Data supplied =>
________________________________________

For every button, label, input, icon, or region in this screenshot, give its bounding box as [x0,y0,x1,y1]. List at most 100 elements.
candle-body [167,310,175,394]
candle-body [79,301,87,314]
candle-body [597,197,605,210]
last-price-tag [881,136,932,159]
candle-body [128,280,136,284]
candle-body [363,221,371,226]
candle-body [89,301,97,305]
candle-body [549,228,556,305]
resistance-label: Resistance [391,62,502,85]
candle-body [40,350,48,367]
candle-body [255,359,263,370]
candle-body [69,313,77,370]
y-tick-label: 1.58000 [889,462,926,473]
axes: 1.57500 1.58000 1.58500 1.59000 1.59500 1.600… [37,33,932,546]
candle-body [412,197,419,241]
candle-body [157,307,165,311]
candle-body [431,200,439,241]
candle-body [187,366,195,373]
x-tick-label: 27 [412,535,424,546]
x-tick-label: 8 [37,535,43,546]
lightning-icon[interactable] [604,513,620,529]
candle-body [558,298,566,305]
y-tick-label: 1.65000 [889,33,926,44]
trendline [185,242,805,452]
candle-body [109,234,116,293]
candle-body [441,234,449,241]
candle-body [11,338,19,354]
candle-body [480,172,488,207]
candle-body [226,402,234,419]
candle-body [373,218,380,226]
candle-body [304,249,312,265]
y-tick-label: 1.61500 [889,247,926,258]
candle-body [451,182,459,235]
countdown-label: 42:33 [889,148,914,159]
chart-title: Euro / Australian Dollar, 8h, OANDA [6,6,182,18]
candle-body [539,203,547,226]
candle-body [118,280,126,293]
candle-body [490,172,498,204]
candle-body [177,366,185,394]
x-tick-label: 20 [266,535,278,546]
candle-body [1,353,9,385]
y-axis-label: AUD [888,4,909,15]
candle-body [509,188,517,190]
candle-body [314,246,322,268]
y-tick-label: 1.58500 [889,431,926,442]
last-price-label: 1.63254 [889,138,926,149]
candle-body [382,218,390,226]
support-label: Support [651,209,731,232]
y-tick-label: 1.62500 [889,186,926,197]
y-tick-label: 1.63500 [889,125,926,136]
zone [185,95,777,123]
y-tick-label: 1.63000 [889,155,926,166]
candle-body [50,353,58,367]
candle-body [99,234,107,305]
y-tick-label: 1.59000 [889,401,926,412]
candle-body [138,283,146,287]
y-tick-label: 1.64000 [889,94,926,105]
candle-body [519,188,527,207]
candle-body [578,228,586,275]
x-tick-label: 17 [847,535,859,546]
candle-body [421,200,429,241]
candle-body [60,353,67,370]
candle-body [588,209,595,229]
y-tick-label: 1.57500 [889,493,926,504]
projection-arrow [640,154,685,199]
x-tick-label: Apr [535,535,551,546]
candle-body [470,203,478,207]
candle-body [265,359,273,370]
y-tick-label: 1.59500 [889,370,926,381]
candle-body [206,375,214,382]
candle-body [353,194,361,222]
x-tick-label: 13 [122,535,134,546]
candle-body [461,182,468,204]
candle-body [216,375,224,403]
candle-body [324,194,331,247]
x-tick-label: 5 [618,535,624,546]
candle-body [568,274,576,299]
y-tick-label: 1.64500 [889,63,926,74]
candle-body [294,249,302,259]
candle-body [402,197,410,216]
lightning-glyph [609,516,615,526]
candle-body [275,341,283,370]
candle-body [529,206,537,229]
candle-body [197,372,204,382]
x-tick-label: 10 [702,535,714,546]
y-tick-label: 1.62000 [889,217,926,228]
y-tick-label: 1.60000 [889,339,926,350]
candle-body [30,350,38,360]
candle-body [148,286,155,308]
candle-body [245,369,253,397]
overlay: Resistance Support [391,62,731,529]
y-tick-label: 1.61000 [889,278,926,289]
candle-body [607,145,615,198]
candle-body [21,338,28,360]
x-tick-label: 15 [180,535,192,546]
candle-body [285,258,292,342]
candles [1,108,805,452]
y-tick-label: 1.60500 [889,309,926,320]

________________________________________

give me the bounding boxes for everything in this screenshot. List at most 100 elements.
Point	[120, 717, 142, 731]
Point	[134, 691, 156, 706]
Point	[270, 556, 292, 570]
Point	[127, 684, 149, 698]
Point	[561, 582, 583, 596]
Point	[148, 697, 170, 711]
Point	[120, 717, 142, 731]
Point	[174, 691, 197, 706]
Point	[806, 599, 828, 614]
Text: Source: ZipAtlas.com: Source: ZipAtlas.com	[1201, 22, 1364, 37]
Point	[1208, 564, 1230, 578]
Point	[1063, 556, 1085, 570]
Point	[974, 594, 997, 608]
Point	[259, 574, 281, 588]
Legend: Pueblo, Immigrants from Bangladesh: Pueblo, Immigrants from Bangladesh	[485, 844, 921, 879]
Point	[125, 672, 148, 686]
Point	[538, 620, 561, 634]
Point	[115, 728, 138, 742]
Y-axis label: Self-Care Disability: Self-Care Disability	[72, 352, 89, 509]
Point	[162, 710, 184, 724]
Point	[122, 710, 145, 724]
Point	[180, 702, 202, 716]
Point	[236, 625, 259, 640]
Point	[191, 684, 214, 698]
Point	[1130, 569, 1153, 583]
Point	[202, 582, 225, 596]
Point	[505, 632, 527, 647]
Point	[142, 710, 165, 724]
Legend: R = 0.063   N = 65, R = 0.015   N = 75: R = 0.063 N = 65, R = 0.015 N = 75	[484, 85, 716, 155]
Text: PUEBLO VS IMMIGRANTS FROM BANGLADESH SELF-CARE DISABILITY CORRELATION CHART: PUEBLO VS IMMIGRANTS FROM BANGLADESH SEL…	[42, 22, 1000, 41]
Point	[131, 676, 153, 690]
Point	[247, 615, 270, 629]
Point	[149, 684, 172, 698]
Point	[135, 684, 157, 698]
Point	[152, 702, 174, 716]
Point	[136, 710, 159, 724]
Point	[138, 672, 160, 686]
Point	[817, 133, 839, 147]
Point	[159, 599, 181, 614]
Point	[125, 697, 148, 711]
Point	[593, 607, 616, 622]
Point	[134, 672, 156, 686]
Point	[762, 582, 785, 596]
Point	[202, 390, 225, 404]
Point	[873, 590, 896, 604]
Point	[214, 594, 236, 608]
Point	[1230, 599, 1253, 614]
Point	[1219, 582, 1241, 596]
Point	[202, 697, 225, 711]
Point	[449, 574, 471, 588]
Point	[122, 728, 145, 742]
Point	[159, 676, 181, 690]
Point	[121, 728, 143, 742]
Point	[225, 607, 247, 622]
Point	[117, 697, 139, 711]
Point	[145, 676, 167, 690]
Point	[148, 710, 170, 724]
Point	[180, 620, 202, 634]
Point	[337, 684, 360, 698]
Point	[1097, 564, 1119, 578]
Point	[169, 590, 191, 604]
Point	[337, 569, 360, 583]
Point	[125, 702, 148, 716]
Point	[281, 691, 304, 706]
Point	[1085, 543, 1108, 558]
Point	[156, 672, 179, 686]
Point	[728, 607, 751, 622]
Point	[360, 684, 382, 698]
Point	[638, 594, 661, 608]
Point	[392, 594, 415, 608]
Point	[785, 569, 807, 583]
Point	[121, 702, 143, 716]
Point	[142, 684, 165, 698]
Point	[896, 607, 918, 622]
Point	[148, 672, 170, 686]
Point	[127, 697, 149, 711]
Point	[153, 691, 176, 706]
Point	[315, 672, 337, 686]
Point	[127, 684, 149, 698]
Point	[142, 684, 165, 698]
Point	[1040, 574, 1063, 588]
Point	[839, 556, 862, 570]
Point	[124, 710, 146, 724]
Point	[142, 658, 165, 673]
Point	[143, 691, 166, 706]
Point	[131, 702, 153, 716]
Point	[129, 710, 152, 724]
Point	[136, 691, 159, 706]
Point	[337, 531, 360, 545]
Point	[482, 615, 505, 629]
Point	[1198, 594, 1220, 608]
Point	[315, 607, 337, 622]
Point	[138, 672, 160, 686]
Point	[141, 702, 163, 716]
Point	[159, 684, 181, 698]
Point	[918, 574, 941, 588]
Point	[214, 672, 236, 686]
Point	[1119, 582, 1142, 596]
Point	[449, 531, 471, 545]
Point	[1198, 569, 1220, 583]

________________________________________

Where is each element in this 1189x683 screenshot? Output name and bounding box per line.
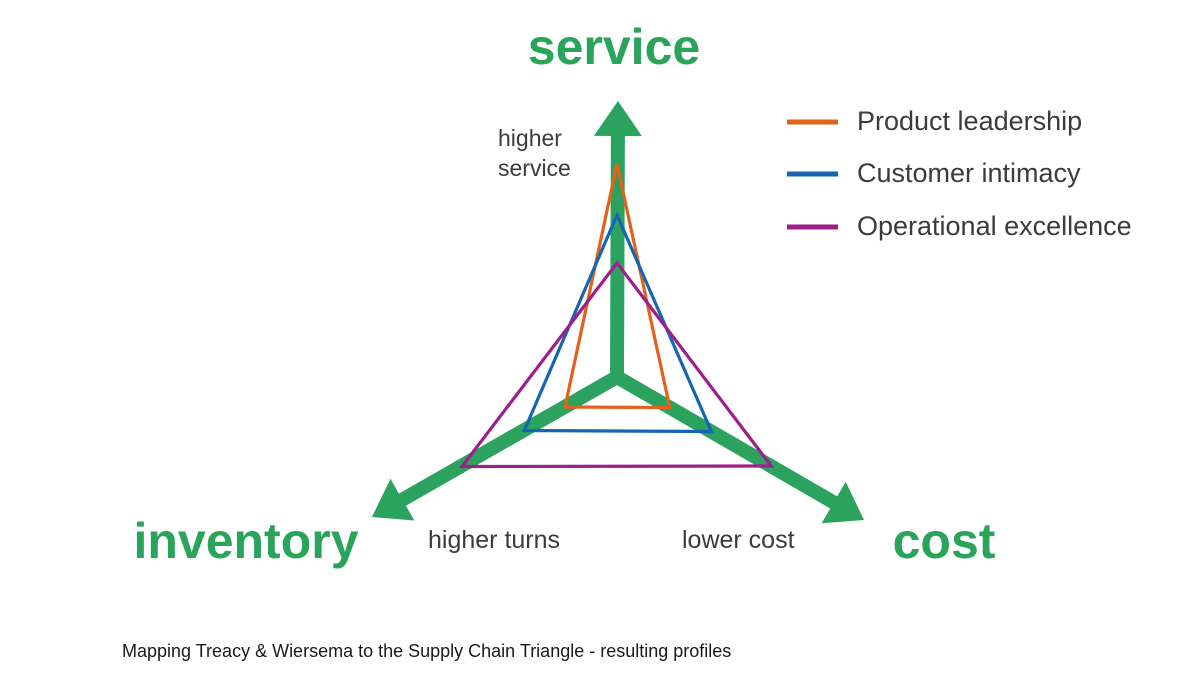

________________________________________

Task details => Copy out the lines starting at the one containing "give me the" and ending at the one containing "599, 828, 614]", reproducing them word for word.

Output of the task =>
give me the bounding boxes for everything in this screenshot. List at most 100 elements.
Point	[120, 717, 142, 731]
Point	[134, 691, 156, 706]
Point	[270, 556, 292, 570]
Point	[127, 684, 149, 698]
Point	[561, 582, 583, 596]
Point	[148, 697, 170, 711]
Point	[120, 717, 142, 731]
Point	[174, 691, 197, 706]
Point	[806, 599, 828, 614]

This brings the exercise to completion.